What the exercise asks: Copy each line of the entries that contains the word "obornikowych".

**** Dataset content

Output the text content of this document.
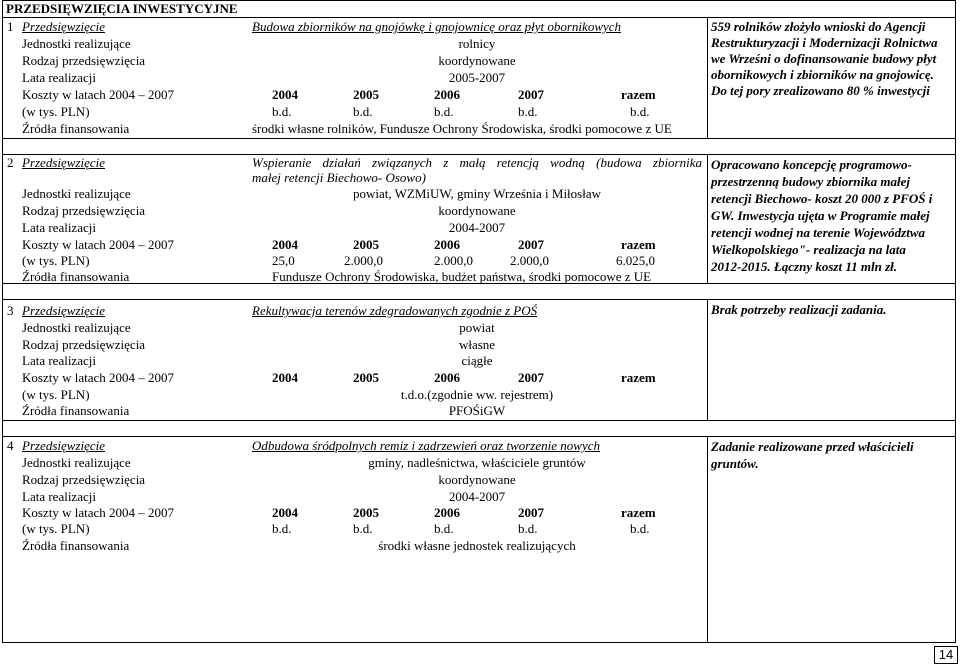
PRZEDSIĘWZIĘCIA INWESTYCYJNE
1 Przedsięwzięcie	Budowa zbiorników na gnojówkę i gnojownicę oraz płyt obornikowych
Jednostki realizujące	rolnicy
Rodzaj przedsięwzięcia	koordynowane
Lata realizacji	2005-2007
Koszty w latach 2004 – 2007	2004	2005	2006	2007	razem
(w tys. PLN)	b.d.	b.d.	b.d.	b.d.	b.d.
Źródła finansowania	środki własne rolników, Fundusze Ochrony Środowiska, środki pomocowe z UE
559 rolników złożyło wnioski do Agencji Restrukturyzacji i Modernizacji Rolnictwa we Wrześni o dofinansowanie budowy płyt obornikowych i zbiorników na gnojowicę. Do tej pory zrealizowano 80 % inwestycji
2 Przedsięwzięcie	Wspieranie działań związanych z małą retencją wodną (budowa zbiornika
małej retencji Biechowo- Osowo)
Jednostki realizujące	powiat, WZMiUW, gminy Września i Miłosław
Rodzaj przedsięwzięcia	koordynowane
Lata realizacji	2004-2007
Koszty w latach 2004 – 2007	2004	2005	2006	2007	razem
(w tys. PLN)	25,0	2.000,0	2.000,0	2.000,0	6.025,0
Źródła finansowania	Fundusze Ochrony Środowiska, budżet państwa, środki pomocowe z UE
Opracowano koncepcję programowo-przestrzenną budowy zbiornika małej retencji Biechowo- koszt 20 000 z PFOŚ i GW. Inwestycja ujęta w Programie małej retencji wodnej na terenie Województwa Wielkopolskiego"- realizacja na lata 2012-2015. Łączny koszt 11 mln zł.
3 Przedsięwzięcie	Rekultywacja terenów zdegradowanych zgodnie z POŚ
Jednostki realizujące	powiat
Rodzaj przedsięwzięcia	własne
Lata realizacji	ciągłe
Koszty w latach 2004 – 2007	2004	2005	2006	2007	razem
(w tys. PLN)	t.d.o.(zgodnie ww. rejestrem)
Źródła finansowania	PFOŚiGW
Brak potrzeby realizacji zadania.
4 Przedsięwzięcie	Odbudowa śródpolnych remiz i zadrzewień oraz tworzenie nowych
Jednostki realizujące	gminy, nadleśnictwa, właściciele gruntów
Rodzaj przedsięwzięcia	koordynowane
Lata realizacji	2004-2007
Koszty w latach 2004 – 2007	2004	2005	2006	2007	razem
(w tys. PLN)	b.d.	b.d.	b.d.	b.d.	b.d.
Źródła finansowania	środki własne jednostek realizujących
Zadanie realizowane przed właścicieli gruntów.
14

********

Exercise response:
1 Przedsięwzięcie	Budowa zbiorników na gnojówkę i gnojownicę oraz płyt obornikowych
559 rolników złożyło wnioski do Agencji Restrukturyzacji i Modernizacji Rolnictwa we Wrześni o dofinansowanie budowy płyt obornikowych i zbiorników na gnojowicę. Do tej pory zrealizowano 80 % inwestycji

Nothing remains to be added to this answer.